## Given data:
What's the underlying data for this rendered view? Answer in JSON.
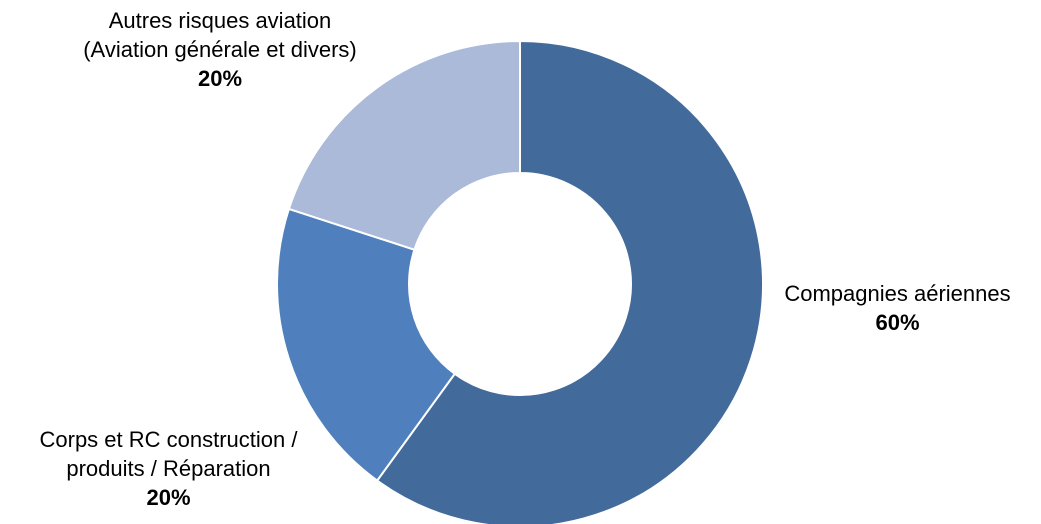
{
  "chart_data": {
    "type": "pie",
    "donut": true,
    "slices": [
      {
        "label_lines": [
          "Compagnies aériennes"
        ],
        "value": 60,
        "percent_label": "60%",
        "color": "#426b9c"
      },
      {
        "label_lines": [
          "Corps et RC construction /",
          "produits / Réparation"
        ],
        "value": 20,
        "percent_label": "20%",
        "color": "#4f80bd"
      },
      {
        "label_lines": [
          "Autres risques aviation",
          "(Aviation générale et divers)"
        ],
        "value": 20,
        "percent_label": "20%",
        "color": "#abbad9"
      }
    ],
    "start_angle_deg": 0,
    "direction": "clockwise",
    "legend": "none"
  }
}
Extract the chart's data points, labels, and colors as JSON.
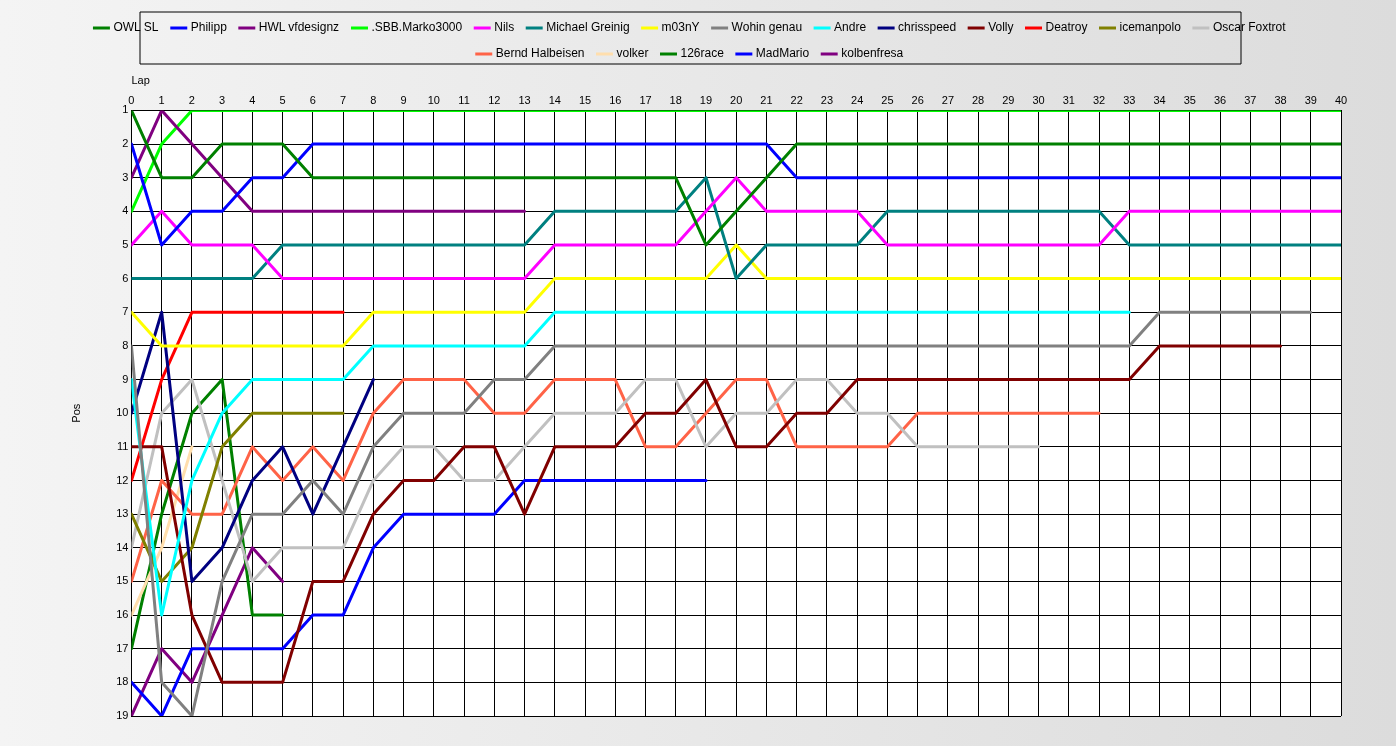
{
  "chart_data": {
    "type": "line",
    "xlabel": "Lap",
    "ylabel": "Pos",
    "x": [
      0,
      1,
      2,
      3,
      4,
      5,
      6,
      7,
      8,
      9,
      10,
      11,
      12,
      13,
      14,
      15,
      16,
      17,
      18,
      19,
      20,
      21,
      22,
      23,
      24,
      25,
      26,
      27,
      28,
      29,
      30,
      31,
      32,
      33,
      34,
      35,
      36,
      37,
      38,
      39,
      40
    ],
    "xlim": [
      0,
      40
    ],
    "xticks": [
      0,
      1,
      2,
      3,
      4,
      5,
      6,
      7,
      8,
      9,
      10,
      11,
      12,
      13,
      14,
      15,
      16,
      17,
      18,
      19,
      20,
      21,
      22,
      23,
      24,
      25,
      26,
      27,
      28,
      29,
      30,
      31,
      32,
      33,
      34,
      35,
      36,
      37,
      38,
      39,
      40
    ],
    "ylim": [
      19,
      1
    ],
    "yticks": [
      1,
      2,
      3,
      4,
      5,
      6,
      7,
      8,
      9,
      10,
      11,
      12,
      13,
      14,
      15,
      16,
      17,
      18,
      19
    ],
    "grid": true,
    "legend": "top",
    "marker": "none",
    "line_style": "solid",
    "series": [
      {
        "name": "OWL SL",
        "color": "#008000",
        "values": [
          1,
          3,
          3,
          2,
          2,
          2,
          3,
          3,
          3,
          3,
          3,
          3,
          3,
          3,
          3,
          3,
          3,
          3,
          3,
          5,
          4,
          3,
          2,
          2,
          2,
          2,
          2,
          2,
          2,
          2,
          2,
          2,
          2,
          2,
          2,
          2,
          2,
          2,
          2,
          2,
          2
        ]
      },
      {
        "name": "Philipp",
        "color": "#0000ff",
        "values": [
          2,
          5,
          4,
          4,
          3,
          3,
          2,
          2,
          2,
          2,
          2,
          2,
          2,
          2,
          2,
          2,
          2,
          2,
          2,
          2,
          2,
          2,
          3,
          3,
          3,
          3,
          3,
          3,
          3,
          3,
          3,
          3,
          3,
          3,
          3,
          3,
          3,
          3,
          3,
          3,
          3
        ]
      },
      {
        "name": "HWL vfdesignz",
        "color": "#800080",
        "values": [
          3,
          1,
          2,
          3,
          4,
          4,
          4,
          4,
          4,
          4,
          4,
          4,
          4,
          4,
          null,
          null,
          null,
          null,
          null,
          null,
          null,
          null,
          null,
          null,
          null,
          null,
          null,
          null,
          null,
          null,
          null,
          null,
          null,
          null,
          null,
          null,
          null,
          null,
          null,
          null,
          null
        ]
      },
      {
        "name": ".SBB.Marko3000",
        "color": "#00ff00",
        "values": [
          4,
          2,
          1,
          1,
          1,
          1,
          1,
          1,
          1,
          1,
          1,
          1,
          1,
          1,
          1,
          1,
          1,
          1,
          1,
          1,
          1,
          1,
          1,
          1,
          1,
          1,
          1,
          1,
          1,
          1,
          1,
          1,
          1,
          1,
          1,
          1,
          1,
          1,
          1,
          1,
          1
        ]
      },
      {
        "name": "Nils",
        "color": "#ff00ff",
        "values": [
          5,
          4,
          5,
          5,
          5,
          6,
          6,
          6,
          6,
          6,
          6,
          6,
          6,
          6,
          5,
          5,
          5,
          5,
          5,
          4,
          3,
          4,
          4,
          4,
          4,
          5,
          5,
          5,
          5,
          5,
          5,
          5,
          5,
          4,
          4,
          4,
          4,
          4,
          4,
          4,
          4
        ]
      },
      {
        "name": "Michael Greinig",
        "color": "#008080",
        "values": [
          6,
          6,
          6,
          6,
          6,
          5,
          5,
          5,
          5,
          5,
          5,
          5,
          5,
          5,
          4,
          4,
          4,
          4,
          4,
          3,
          6,
          5,
          5,
          5,
          5,
          4,
          4,
          4,
          4,
          4,
          4,
          4,
          4,
          5,
          5,
          5,
          5,
          5,
          5,
          5,
          5
        ]
      },
      {
        "name": "m03nY",
        "color": "#ffff00",
        "values": [
          7,
          8,
          8,
          8,
          8,
          8,
          8,
          8,
          7,
          7,
          7,
          7,
          7,
          7,
          6,
          6,
          6,
          6,
          6,
          6,
          5,
          6,
          6,
          6,
          6,
          6,
          6,
          6,
          6,
          6,
          6,
          6,
          6,
          6,
          6,
          6,
          6,
          6,
          6,
          6,
          6
        ]
      },
      {
        "name": "Wohin genau",
        "color": "#808080",
        "values": [
          8,
          18,
          19,
          15,
          13,
          13,
          12,
          13,
          11,
          10,
          10,
          10,
          9,
          9,
          8,
          8,
          8,
          8,
          8,
          8,
          8,
          8,
          8,
          8,
          8,
          8,
          8,
          8,
          8,
          8,
          8,
          8,
          8,
          8,
          7,
          7,
          7,
          7,
          7,
          7,
          null
        ]
      },
      {
        "name": "Andre",
        "color": "#00ffff",
        "values": [
          9,
          16,
          12,
          10,
          9,
          9,
          9,
          9,
          8,
          8,
          8,
          8,
          8,
          8,
          7,
          7,
          7,
          7,
          7,
          7,
          7,
          7,
          7,
          7,
          7,
          7,
          7,
          7,
          7,
          7,
          7,
          7,
          7,
          7,
          null,
          null,
          null,
          null,
          null,
          null,
          null
        ]
      },
      {
        "name": "chrisspeed",
        "color": "#000080",
        "values": [
          10,
          7,
          15,
          14,
          12,
          11,
          13,
          11,
          9,
          null,
          null,
          null,
          null,
          null,
          null,
          null,
          null,
          null,
          null,
          null,
          null,
          null,
          null,
          null,
          null,
          null,
          null,
          null,
          null,
          null,
          null,
          null,
          null,
          null,
          null,
          null,
          null,
          null,
          null,
          null,
          null
        ]
      },
      {
        "name": "Volly",
        "color": "#800000",
        "values": [
          11,
          11,
          16,
          18,
          18,
          18,
          15,
          15,
          13,
          12,
          12,
          11,
          11,
          13,
          11,
          11,
          11,
          10,
          10,
          9,
          11,
          11,
          10,
          10,
          9,
          9,
          9,
          9,
          9,
          9,
          9,
          9,
          9,
          9,
          8,
          8,
          8,
          8,
          8,
          null,
          null
        ]
      },
      {
        "name": "Deatroy",
        "color": "#ff0000",
        "values": [
          12,
          9,
          7,
          7,
          7,
          7,
          7,
          7,
          null,
          null,
          null,
          null,
          null,
          null,
          null,
          null,
          null,
          null,
          null,
          null,
          null,
          null,
          null,
          null,
          null,
          null,
          null,
          null,
          null,
          null,
          null,
          null,
          null,
          null,
          null,
          null,
          null,
          null,
          null,
          null,
          null
        ]
      },
      {
        "name": "icemanpolo",
        "color": "#808000",
        "values": [
          13,
          15,
          14,
          11,
          10,
          10,
          10,
          10,
          null,
          null,
          null,
          null,
          null,
          null,
          null,
          null,
          null,
          null,
          null,
          null,
          null,
          null,
          null,
          null,
          null,
          null,
          null,
          null,
          null,
          null,
          null,
          null,
          null,
          null,
          null,
          null,
          null,
          null,
          null,
          null,
          null
        ]
      },
      {
        "name": "Oscar Foxtrot",
        "color": "#c0c0c0",
        "values": [
          14,
          10,
          9,
          12,
          15,
          14,
          14,
          14,
          12,
          11,
          11,
          12,
          12,
          11,
          10,
          10,
          10,
          9,
          9,
          11,
          10,
          10,
          9,
          9,
          10,
          10,
          11,
          11,
          11,
          11,
          11,
          null,
          null,
          null,
          null,
          null,
          null,
          null,
          null,
          null,
          null
        ]
      },
      {
        "name": "Bernd Halbeisen",
        "color": "#ff6347",
        "values": [
          15,
          12,
          13,
          13,
          11,
          12,
          11,
          12,
          10,
          9,
          9,
          9,
          10,
          10,
          9,
          9,
          9,
          11,
          11,
          10,
          9,
          9,
          11,
          11,
          11,
          11,
          10,
          10,
          10,
          10,
          10,
          10,
          10,
          null,
          null,
          null,
          null,
          null,
          null,
          null,
          null
        ]
      },
      {
        "name": "volker",
        "color": "#ffdead",
        "values": [
          16,
          14,
          11,
          null,
          null,
          null,
          null,
          null,
          null,
          null,
          null,
          null,
          null,
          null,
          null,
          null,
          null,
          null,
          null,
          null,
          null,
          null,
          null,
          null,
          null,
          null,
          null,
          null,
          null,
          null,
          null,
          null,
          null,
          null,
          null,
          null,
          null,
          null,
          null,
          null,
          null
        ]
      },
      {
        "name": "126race",
        "color": "#008000",
        "values": [
          17,
          13,
          10,
          9,
          16,
          16,
          null,
          null,
          null,
          null,
          null,
          null,
          null,
          null,
          null,
          null,
          null,
          null,
          null,
          null,
          null,
          null,
          null,
          null,
          null,
          null,
          null,
          null,
          null,
          null,
          null,
          null,
          null,
          null,
          null,
          null,
          null,
          null,
          null,
          null,
          null
        ]
      },
      {
        "name": "MadMario",
        "color": "#0000ff",
        "values": [
          18,
          19,
          17,
          17,
          17,
          17,
          16,
          16,
          14,
          13,
          13,
          13,
          13,
          12,
          12,
          12,
          12,
          12,
          12,
          12,
          null,
          null,
          null,
          null,
          null,
          null,
          null,
          null,
          null,
          null,
          null,
          null,
          null,
          null,
          null,
          null,
          null,
          null,
          null,
          null,
          null
        ]
      },
      {
        "name": "kolbenfresa",
        "color": "#800080",
        "values": [
          19,
          17,
          18,
          16,
          14,
          15,
          null,
          null,
          null,
          null,
          null,
          null,
          null,
          null,
          null,
          null,
          null,
          null,
          null,
          null,
          null,
          null,
          null,
          null,
          null,
          null,
          null,
          null,
          null,
          null,
          null,
          null,
          null,
          null,
          null,
          null,
          null,
          null,
          null,
          null,
          null
        ]
      }
    ]
  }
}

## Task details:
Copy every line of the material in which the word "JSON" occurs.

## Full response:
What's the underlying data for this rendered view? Answer in JSON.
Extract the chart's data points, labels, and colors as JSON.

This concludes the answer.